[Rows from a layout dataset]
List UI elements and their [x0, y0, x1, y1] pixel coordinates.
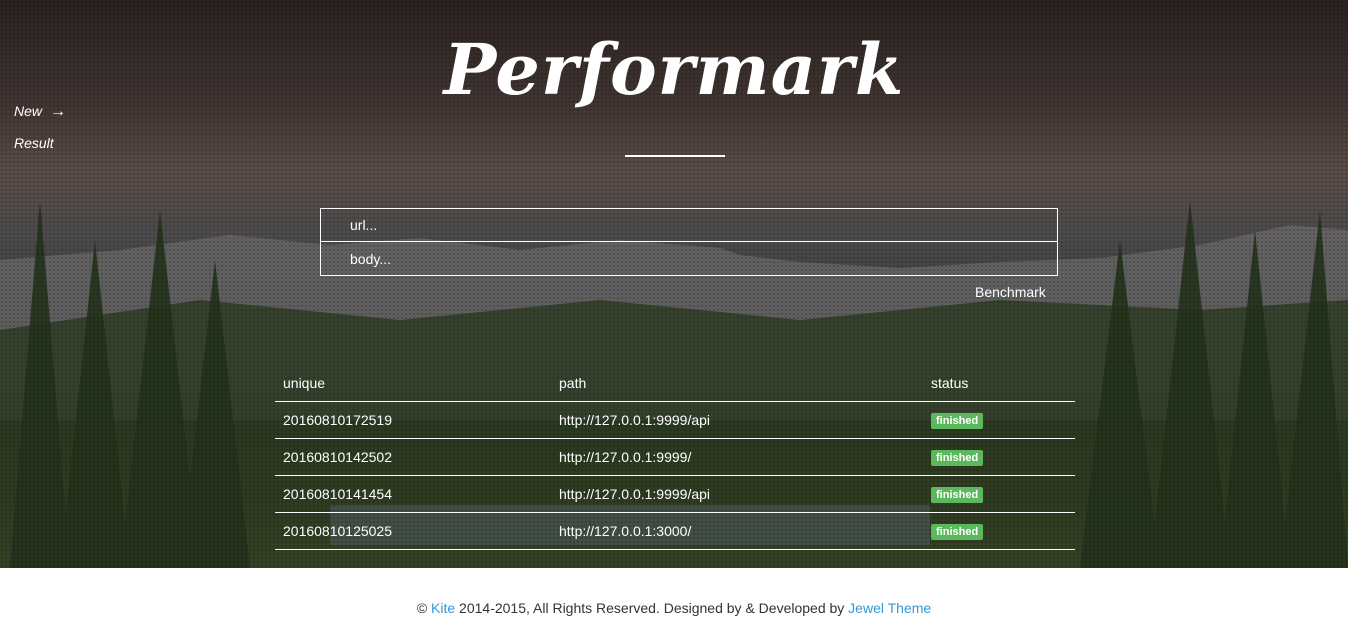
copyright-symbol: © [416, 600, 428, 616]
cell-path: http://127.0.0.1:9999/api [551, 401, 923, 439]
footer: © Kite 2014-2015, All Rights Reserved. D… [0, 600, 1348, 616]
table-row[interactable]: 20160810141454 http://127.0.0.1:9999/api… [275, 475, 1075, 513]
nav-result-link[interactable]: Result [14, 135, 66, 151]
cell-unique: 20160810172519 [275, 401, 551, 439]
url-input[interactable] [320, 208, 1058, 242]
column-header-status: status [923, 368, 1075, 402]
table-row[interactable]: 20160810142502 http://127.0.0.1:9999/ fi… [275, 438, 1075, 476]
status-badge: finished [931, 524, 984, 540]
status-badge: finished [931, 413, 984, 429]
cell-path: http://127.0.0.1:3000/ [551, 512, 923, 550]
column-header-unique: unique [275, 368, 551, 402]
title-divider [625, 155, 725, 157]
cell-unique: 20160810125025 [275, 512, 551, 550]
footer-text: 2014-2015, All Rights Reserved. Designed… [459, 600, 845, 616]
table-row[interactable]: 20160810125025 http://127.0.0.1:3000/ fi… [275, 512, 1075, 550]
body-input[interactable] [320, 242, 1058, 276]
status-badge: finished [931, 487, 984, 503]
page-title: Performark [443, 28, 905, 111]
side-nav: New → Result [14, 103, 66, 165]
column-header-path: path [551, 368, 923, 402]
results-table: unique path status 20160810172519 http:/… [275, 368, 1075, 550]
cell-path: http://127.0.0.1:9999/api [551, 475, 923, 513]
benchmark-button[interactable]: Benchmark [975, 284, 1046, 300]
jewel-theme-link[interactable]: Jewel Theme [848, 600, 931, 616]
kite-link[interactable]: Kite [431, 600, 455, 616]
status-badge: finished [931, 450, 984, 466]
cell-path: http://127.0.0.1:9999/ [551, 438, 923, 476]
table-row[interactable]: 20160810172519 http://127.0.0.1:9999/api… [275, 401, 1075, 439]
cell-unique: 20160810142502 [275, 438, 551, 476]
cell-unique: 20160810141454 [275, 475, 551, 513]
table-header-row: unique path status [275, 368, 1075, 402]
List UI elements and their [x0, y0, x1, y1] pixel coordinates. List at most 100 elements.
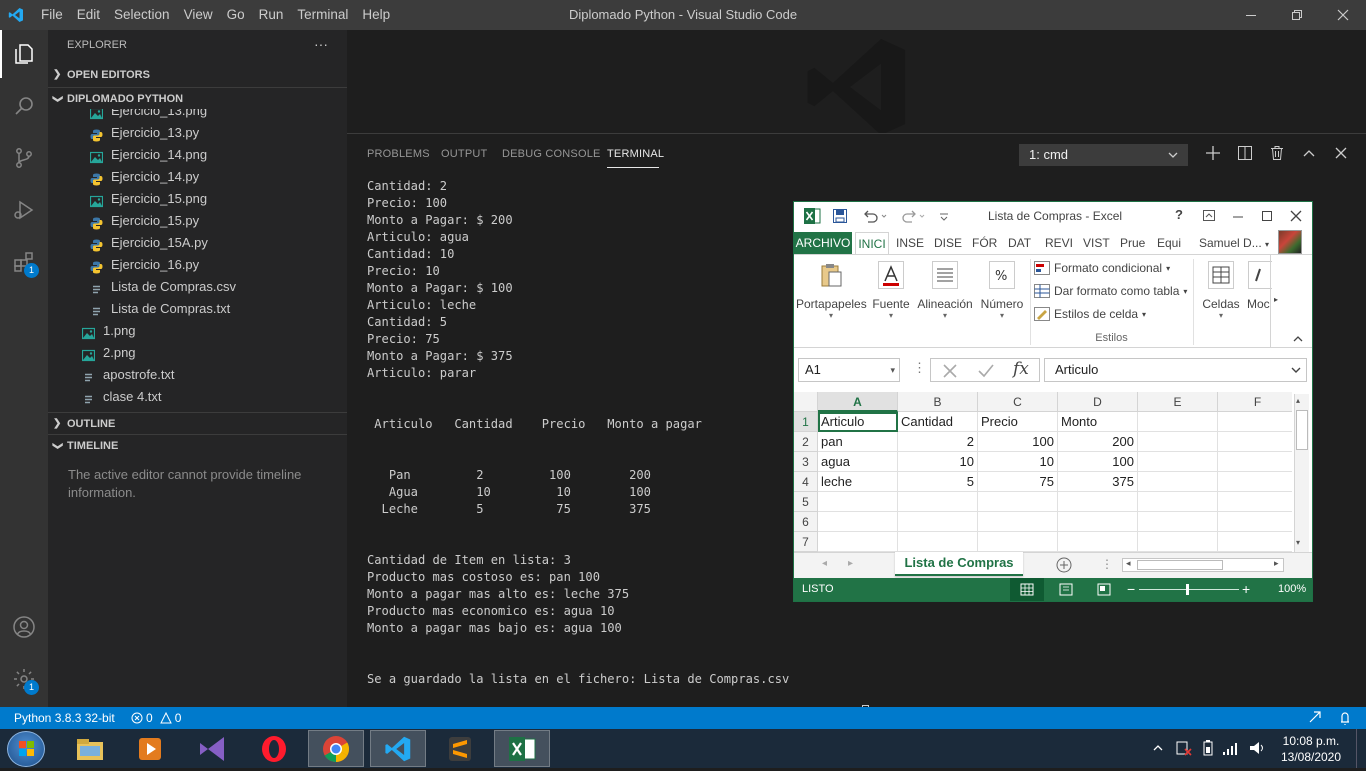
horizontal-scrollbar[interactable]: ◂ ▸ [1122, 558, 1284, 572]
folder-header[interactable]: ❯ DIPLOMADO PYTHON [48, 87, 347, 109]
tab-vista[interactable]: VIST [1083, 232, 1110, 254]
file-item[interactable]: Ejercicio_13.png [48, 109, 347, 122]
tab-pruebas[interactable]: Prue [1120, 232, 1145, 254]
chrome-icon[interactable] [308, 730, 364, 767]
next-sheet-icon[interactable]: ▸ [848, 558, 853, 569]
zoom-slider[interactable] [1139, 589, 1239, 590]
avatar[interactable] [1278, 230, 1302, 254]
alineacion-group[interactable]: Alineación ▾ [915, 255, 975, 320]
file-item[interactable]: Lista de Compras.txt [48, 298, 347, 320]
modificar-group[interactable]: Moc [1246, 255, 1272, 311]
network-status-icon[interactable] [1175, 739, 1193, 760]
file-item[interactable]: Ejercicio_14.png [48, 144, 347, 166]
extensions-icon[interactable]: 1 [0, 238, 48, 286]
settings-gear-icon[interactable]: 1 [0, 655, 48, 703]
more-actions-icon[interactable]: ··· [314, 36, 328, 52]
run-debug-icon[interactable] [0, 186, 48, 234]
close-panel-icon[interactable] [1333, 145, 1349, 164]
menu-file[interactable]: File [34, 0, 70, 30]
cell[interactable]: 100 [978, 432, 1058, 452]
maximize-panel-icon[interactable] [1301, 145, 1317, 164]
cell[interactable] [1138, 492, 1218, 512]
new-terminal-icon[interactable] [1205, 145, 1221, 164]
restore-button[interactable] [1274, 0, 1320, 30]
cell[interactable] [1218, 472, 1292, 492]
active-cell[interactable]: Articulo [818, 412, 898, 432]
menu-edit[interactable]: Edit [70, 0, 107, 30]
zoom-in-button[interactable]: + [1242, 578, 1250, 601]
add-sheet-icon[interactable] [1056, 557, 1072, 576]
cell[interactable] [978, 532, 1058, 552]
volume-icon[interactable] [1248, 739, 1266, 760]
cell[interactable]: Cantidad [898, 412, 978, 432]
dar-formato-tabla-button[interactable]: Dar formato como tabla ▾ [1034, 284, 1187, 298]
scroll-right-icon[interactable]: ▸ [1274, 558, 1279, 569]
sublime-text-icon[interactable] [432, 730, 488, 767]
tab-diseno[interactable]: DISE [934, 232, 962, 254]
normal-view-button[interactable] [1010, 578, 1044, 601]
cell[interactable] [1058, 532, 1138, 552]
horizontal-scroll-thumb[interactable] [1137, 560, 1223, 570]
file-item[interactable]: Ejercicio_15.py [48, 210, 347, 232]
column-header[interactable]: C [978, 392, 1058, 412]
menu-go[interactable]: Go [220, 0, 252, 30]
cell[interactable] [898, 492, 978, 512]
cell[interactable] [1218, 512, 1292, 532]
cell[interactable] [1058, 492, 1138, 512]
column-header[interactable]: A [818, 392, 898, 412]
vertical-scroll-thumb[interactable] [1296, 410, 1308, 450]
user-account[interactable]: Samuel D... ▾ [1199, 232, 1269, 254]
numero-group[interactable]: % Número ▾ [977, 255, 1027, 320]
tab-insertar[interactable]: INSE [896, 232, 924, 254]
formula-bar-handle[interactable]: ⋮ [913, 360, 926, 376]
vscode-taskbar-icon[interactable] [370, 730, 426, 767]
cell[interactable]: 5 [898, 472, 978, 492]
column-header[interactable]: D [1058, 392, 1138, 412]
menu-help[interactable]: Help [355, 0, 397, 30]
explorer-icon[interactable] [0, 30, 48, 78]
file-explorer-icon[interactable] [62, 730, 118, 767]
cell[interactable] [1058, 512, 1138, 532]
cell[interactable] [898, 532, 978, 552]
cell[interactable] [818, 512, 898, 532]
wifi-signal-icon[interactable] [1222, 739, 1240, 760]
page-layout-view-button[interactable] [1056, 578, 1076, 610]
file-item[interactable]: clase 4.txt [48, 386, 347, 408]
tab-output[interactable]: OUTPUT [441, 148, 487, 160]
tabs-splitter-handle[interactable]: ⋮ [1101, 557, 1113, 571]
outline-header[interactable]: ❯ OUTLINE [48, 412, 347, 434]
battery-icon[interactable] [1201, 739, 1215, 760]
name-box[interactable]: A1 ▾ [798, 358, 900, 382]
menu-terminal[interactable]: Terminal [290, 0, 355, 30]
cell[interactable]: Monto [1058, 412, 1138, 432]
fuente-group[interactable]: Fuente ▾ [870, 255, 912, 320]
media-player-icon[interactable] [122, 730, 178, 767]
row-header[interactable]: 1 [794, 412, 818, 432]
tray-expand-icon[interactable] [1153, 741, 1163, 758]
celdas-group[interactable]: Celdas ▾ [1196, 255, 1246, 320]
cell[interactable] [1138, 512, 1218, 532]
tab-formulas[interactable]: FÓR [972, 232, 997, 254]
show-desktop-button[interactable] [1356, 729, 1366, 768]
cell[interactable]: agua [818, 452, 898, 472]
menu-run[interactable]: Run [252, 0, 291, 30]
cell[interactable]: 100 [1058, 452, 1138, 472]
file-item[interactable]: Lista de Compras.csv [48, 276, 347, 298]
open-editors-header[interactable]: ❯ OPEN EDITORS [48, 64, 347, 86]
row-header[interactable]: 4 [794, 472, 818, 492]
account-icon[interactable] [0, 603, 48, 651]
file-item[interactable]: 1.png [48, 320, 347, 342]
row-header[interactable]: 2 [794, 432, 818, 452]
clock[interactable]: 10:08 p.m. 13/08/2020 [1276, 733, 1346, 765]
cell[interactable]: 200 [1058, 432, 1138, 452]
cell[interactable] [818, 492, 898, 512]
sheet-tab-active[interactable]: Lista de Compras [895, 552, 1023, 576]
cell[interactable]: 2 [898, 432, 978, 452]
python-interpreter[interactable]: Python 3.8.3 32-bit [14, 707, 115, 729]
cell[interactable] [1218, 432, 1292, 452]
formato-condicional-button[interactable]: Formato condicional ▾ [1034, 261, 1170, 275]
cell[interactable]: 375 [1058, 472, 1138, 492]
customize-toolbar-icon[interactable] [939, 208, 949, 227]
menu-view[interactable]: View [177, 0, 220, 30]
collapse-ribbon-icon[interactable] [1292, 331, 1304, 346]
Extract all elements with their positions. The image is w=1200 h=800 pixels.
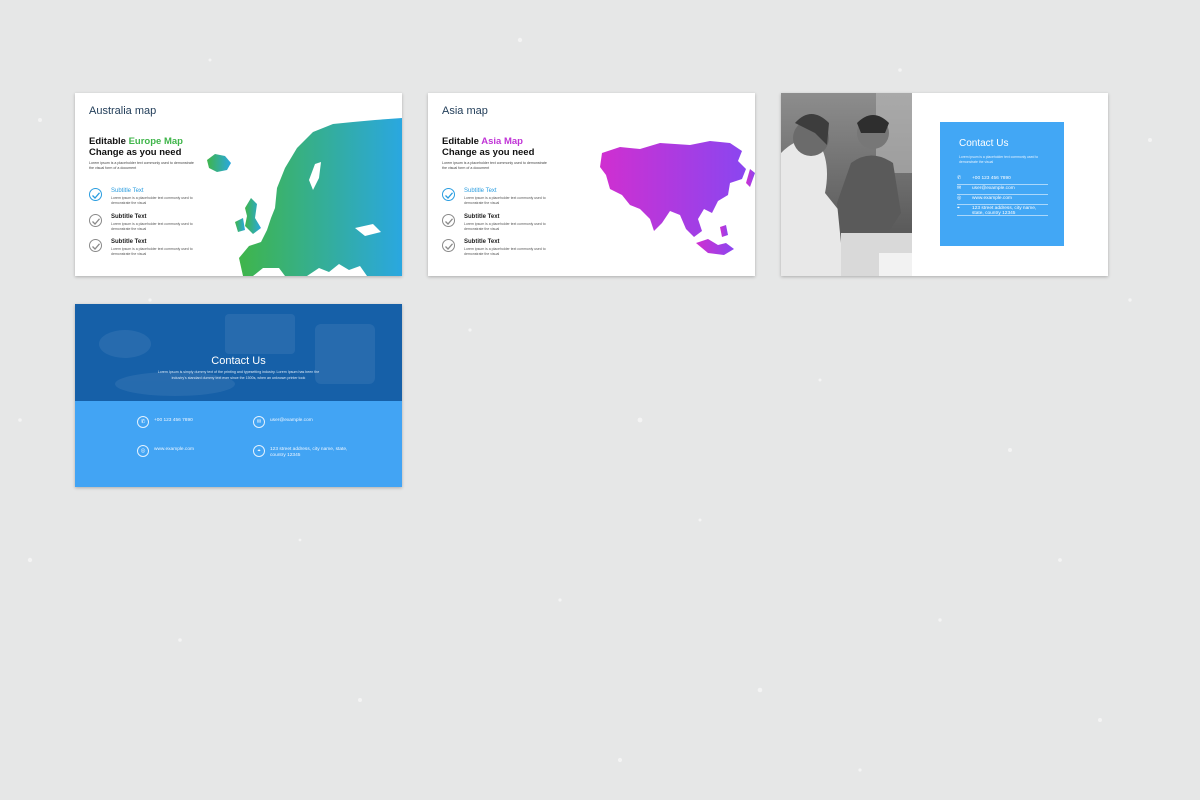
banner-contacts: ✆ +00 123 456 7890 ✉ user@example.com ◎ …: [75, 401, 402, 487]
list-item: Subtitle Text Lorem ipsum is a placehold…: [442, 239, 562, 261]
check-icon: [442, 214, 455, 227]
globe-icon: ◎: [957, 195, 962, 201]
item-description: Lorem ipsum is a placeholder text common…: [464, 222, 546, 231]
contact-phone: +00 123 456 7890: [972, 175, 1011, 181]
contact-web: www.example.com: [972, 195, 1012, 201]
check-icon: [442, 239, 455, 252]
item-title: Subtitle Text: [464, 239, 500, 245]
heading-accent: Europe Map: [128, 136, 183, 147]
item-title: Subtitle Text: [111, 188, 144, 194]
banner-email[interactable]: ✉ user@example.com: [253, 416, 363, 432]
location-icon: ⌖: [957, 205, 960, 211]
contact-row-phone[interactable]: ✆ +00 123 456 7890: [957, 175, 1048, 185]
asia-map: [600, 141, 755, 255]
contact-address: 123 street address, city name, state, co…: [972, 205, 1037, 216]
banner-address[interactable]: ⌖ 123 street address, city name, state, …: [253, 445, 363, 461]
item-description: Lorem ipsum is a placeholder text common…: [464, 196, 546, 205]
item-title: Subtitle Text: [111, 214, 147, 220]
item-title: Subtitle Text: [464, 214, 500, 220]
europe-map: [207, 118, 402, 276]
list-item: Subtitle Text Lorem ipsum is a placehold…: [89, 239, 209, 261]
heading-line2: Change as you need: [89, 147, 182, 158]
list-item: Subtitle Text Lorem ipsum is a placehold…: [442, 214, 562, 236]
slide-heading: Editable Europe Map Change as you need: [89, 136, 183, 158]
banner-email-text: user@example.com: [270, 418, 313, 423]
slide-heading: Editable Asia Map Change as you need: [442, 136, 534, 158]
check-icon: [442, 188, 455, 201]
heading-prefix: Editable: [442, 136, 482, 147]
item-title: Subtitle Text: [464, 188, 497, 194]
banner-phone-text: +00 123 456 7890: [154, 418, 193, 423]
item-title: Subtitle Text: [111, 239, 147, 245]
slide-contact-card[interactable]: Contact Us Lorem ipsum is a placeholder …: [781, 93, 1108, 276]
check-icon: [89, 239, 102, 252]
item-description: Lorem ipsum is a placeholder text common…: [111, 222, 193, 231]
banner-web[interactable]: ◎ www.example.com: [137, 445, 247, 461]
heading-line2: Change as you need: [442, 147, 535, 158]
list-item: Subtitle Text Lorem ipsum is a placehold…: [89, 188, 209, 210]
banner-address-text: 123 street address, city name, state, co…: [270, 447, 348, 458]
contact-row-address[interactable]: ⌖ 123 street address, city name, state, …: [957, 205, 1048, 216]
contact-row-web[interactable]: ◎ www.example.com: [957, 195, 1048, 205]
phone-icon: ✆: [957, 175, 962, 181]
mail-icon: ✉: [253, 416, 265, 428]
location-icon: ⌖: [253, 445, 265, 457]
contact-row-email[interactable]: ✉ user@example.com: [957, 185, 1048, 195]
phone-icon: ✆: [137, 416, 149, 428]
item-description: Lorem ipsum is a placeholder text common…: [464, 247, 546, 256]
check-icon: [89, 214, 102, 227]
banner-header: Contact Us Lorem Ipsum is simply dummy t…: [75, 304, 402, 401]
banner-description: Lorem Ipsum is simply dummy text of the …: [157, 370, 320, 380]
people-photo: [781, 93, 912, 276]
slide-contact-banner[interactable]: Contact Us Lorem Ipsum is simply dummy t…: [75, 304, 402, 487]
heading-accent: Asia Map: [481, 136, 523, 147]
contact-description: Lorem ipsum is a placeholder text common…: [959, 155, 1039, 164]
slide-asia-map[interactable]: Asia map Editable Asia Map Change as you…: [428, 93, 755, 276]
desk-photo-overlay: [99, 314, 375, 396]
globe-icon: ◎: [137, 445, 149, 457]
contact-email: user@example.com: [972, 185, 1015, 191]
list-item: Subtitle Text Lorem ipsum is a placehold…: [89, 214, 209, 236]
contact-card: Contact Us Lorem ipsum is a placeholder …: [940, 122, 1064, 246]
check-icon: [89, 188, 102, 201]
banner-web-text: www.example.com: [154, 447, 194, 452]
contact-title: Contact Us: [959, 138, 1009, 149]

- _Objective_: Rewrite the stretch of lines from the one containing "banner-contacts: ✆ +00" through the one containing "globe-icon: ◎: [957, 195, 962, 201]", changing "list-item" to "bullet-item" and leaving everything else as it is.

- _Worked solution_:
banner-contacts: ✆ +00 123 456 7890 ✉ user@example.com ◎ …: [75, 401, 402, 487]
bullet-item: Subtitle Text Lorem ipsum is a placehold…: [442, 239, 562, 261]
check-icon: [442, 214, 455, 227]
globe-icon: ◎: [957, 195, 962, 201]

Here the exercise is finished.